*What you will do:* Rewrite the entries that open with the line containing "phonon-branch-5: [308, 331, 706, 379]" and close with the line containing "y-tick-label: 2: [102, 463, 112, 482]", swapping every "plot-area" for "plot-region" and changing nothing else.

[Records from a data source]
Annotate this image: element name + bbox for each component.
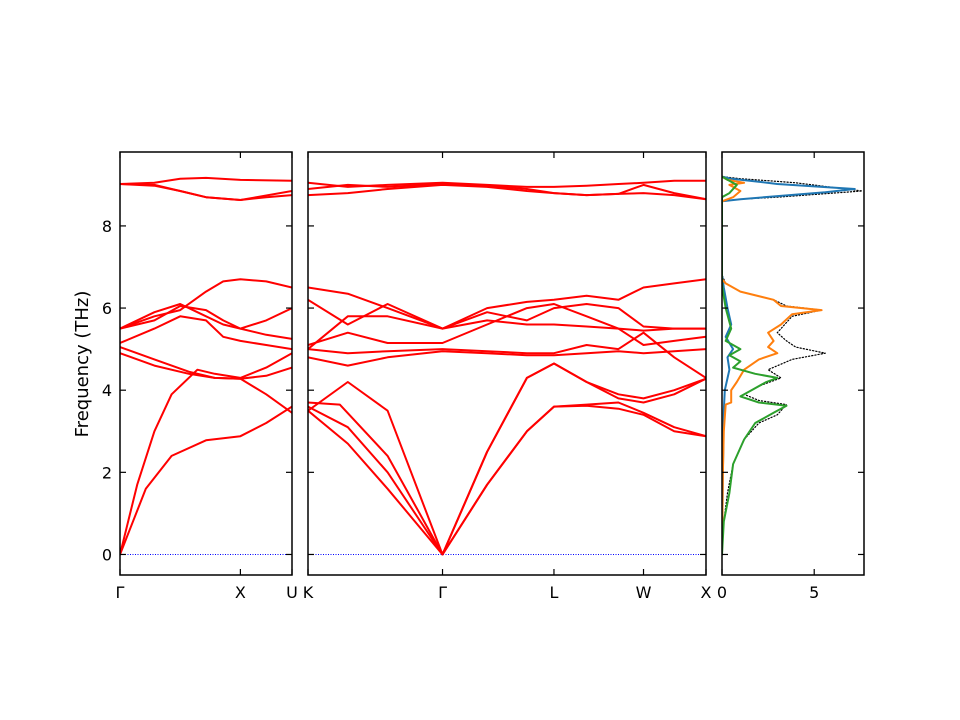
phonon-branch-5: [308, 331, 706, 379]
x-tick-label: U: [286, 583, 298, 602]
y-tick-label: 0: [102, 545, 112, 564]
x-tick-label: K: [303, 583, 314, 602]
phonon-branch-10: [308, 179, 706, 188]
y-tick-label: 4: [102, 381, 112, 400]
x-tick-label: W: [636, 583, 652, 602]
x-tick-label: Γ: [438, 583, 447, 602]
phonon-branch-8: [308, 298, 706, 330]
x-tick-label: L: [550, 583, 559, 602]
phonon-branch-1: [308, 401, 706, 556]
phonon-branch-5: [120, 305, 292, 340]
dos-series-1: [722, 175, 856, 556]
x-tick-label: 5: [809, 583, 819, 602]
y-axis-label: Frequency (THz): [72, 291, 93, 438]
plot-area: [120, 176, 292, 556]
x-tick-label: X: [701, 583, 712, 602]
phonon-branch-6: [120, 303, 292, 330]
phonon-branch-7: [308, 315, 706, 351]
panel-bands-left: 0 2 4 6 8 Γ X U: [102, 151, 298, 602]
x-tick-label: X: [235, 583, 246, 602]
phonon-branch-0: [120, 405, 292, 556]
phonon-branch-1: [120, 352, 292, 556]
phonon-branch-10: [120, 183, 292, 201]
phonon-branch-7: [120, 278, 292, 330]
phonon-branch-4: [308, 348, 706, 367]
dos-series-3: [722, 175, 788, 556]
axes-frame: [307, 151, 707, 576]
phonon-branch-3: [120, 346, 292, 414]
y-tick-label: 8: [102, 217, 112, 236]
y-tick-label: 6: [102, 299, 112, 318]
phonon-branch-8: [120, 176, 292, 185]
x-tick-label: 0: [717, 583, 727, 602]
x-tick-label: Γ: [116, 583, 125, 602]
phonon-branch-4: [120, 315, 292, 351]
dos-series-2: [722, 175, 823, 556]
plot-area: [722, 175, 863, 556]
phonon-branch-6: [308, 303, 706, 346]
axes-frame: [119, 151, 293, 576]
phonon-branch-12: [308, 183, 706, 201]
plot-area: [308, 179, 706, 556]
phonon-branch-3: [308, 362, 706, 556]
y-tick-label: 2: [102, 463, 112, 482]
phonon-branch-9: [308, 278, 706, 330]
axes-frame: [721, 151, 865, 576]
--
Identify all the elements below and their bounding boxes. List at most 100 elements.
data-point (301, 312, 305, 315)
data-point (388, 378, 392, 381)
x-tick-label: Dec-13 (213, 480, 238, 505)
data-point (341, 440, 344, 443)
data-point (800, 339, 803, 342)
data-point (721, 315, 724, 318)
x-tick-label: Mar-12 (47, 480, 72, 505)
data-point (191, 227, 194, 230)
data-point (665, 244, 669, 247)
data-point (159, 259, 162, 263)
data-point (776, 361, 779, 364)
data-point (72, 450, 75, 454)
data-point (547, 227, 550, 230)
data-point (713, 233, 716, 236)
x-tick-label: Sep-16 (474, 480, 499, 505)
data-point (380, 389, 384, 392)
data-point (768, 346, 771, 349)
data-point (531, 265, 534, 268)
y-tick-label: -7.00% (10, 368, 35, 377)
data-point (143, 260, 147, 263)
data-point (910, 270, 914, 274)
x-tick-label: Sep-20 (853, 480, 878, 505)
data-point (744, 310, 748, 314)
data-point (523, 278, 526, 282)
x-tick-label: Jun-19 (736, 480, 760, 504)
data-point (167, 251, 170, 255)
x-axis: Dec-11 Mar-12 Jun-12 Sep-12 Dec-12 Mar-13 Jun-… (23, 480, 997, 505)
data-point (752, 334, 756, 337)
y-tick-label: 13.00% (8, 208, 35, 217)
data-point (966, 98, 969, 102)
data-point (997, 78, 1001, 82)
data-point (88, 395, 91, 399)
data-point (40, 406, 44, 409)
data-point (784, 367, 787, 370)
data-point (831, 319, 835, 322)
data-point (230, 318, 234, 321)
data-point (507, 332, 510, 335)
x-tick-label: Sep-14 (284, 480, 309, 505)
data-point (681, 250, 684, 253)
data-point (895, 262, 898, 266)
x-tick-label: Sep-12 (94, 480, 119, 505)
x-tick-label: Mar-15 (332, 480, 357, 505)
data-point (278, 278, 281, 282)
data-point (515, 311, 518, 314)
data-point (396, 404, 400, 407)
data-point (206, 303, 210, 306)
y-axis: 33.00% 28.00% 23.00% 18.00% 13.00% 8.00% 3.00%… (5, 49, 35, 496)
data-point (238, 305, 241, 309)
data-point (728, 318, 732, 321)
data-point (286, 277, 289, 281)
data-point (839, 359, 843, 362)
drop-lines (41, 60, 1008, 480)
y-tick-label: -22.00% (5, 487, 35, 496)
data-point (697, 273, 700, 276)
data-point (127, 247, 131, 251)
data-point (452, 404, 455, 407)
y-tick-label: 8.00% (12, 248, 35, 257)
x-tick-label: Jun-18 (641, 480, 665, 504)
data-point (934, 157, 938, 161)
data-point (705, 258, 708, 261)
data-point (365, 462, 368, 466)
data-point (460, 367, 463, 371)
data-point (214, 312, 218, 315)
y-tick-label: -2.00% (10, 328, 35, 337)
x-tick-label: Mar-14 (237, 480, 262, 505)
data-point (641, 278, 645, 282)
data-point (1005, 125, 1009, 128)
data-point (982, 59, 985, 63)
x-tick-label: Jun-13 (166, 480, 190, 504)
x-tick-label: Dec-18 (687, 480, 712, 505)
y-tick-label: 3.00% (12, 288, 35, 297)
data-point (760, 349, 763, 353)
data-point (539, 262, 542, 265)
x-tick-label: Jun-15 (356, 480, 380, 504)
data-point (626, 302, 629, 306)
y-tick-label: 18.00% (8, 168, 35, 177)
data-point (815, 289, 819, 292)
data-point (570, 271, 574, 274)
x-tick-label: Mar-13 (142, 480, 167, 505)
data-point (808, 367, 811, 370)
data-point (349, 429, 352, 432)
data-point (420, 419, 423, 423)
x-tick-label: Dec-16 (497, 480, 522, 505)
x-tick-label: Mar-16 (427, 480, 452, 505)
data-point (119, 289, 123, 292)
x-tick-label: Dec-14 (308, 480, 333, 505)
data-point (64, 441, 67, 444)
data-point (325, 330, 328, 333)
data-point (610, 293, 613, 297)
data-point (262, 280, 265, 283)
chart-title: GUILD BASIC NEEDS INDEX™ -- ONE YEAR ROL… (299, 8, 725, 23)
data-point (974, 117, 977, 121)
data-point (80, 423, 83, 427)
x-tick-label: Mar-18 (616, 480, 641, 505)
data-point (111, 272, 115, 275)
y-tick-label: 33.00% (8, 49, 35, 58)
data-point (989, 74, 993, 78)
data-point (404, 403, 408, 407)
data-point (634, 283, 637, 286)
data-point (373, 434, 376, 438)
...
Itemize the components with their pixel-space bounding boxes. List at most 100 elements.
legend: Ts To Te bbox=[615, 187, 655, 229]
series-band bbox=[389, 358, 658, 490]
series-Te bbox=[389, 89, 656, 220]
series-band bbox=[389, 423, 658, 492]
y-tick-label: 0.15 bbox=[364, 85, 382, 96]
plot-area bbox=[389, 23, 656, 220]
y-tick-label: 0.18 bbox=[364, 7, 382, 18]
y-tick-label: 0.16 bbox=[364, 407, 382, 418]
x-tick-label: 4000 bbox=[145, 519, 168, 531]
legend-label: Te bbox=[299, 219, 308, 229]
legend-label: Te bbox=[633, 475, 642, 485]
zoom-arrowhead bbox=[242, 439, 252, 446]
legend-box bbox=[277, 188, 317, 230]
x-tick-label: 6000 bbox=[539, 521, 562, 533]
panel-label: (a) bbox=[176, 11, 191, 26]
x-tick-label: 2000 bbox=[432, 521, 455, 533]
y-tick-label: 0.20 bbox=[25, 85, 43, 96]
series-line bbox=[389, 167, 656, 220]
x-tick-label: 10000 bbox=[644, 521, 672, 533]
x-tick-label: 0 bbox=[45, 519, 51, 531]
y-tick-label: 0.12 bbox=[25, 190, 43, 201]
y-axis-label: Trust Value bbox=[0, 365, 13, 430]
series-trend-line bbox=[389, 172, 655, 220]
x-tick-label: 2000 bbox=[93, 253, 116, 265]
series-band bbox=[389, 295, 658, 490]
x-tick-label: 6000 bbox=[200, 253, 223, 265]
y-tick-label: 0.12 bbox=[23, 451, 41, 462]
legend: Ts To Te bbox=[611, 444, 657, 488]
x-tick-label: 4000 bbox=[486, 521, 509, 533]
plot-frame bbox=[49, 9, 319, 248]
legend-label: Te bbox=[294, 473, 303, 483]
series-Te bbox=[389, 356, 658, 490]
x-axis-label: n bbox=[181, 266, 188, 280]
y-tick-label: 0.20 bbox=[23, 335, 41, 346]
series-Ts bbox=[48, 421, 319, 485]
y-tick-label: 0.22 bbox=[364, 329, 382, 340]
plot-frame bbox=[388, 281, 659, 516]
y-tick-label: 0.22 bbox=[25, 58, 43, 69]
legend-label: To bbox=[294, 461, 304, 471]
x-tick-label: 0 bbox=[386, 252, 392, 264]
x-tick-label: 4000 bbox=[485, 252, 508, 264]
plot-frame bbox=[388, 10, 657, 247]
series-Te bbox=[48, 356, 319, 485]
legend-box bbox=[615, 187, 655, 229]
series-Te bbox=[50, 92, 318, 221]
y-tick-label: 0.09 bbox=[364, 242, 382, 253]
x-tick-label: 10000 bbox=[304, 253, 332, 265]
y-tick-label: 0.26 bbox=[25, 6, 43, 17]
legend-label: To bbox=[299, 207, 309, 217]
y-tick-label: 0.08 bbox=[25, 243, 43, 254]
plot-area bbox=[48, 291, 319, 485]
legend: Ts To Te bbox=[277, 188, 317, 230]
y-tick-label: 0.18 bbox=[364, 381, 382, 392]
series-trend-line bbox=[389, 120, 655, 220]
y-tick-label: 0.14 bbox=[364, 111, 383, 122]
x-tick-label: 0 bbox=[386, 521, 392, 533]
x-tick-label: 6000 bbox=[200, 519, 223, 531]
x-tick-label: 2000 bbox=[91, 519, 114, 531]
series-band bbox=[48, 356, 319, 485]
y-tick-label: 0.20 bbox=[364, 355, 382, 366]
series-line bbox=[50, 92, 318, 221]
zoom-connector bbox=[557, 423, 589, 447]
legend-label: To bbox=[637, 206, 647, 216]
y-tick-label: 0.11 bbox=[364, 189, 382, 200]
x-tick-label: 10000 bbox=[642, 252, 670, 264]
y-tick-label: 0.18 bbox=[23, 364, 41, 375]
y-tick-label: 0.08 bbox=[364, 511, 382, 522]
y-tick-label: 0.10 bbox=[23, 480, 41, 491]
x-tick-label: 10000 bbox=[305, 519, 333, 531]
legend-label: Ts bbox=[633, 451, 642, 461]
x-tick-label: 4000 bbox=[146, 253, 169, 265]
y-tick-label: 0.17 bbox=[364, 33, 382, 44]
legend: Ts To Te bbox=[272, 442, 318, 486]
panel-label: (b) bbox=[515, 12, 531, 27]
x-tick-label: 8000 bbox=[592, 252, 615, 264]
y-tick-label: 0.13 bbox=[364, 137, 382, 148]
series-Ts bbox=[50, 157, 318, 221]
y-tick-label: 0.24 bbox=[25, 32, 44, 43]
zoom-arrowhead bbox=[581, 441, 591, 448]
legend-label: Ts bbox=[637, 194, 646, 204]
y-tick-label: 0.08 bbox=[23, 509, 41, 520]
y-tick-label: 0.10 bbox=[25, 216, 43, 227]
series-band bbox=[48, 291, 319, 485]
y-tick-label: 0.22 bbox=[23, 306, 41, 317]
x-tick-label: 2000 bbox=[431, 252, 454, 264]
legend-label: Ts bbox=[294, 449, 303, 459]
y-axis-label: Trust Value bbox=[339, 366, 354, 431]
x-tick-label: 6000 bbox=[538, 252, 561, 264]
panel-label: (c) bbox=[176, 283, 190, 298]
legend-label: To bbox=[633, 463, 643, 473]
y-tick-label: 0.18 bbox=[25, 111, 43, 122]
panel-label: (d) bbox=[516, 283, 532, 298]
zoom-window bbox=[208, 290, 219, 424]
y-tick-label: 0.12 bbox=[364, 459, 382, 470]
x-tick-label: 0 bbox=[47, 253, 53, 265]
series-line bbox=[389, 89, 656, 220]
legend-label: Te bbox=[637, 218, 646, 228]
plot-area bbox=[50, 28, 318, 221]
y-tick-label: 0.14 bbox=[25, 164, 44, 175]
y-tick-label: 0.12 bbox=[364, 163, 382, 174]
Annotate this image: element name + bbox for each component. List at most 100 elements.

*Result of this exercise:*
phonon-branch-5: [308, 331, 706, 379]
x-tick-label: U: [286, 583, 298, 602]
y-tick-label: 0: [102, 545, 112, 564]
x-tick-label: K: [303, 583, 314, 602]
phonon-branch-10: [308, 179, 706, 188]
y-tick-label: 4: [102, 381, 112, 400]
x-tick-label: W: [636, 583, 652, 602]
x-tick-label: Γ: [438, 583, 447, 602]
phonon-branch-8: [308, 298, 706, 330]
x-tick-label: L: [550, 583, 559, 602]
phonon-branch-1: [308, 401, 706, 556]
phonon-branch-5: [120, 305, 292, 340]
dos-series-1: [722, 175, 856, 556]
x-tick-label: 5: [809, 583, 819, 602]
y-axis-label: Frequency (THz): [72, 291, 93, 438]
plot-region: [120, 176, 292, 556]
x-tick-label: X: [701, 583, 712, 602]
phonon-branch-6: [120, 303, 292, 330]
phonon-branch-7: [308, 315, 706, 351]
panel-bands-left: 0 2 4 6 8 Γ X U: [102, 151, 298, 602]
x-tick-label: X: [235, 583, 246, 602]
phonon-branch-0: [120, 405, 292, 556]
phonon-branch-1: [120, 352, 292, 556]
phonon-branch-10: [120, 183, 292, 201]
phonon-branch-7: [120, 278, 292, 330]
phonon-branch-4: [308, 348, 706, 367]
dos-series-3: [722, 175, 788, 556]
axes-frame: [307, 151, 707, 576]
phonon-branch-3: [120, 346, 292, 414]
y-tick-label: 8: [102, 217, 112, 236]
y-tick-label: 6: [102, 299, 112, 318]
phonon-branch-8: [120, 176, 292, 185]
x-tick-label: 0: [717, 583, 727, 602]
x-tick-label: Γ: [116, 583, 125, 602]
phonon-branch-4: [120, 315, 292, 351]
dos-series-2: [722, 175, 823, 556]
plot-region: [722, 175, 863, 556]
phonon-branch-6: [308, 303, 706, 346]
axes-frame: [119, 151, 293, 576]
phonon-branch-12: [308, 183, 706, 201]
plot-region: [308, 179, 706, 556]
phonon-branch-3: [308, 362, 706, 556]
y-tick-label: 2: [102, 463, 112, 482]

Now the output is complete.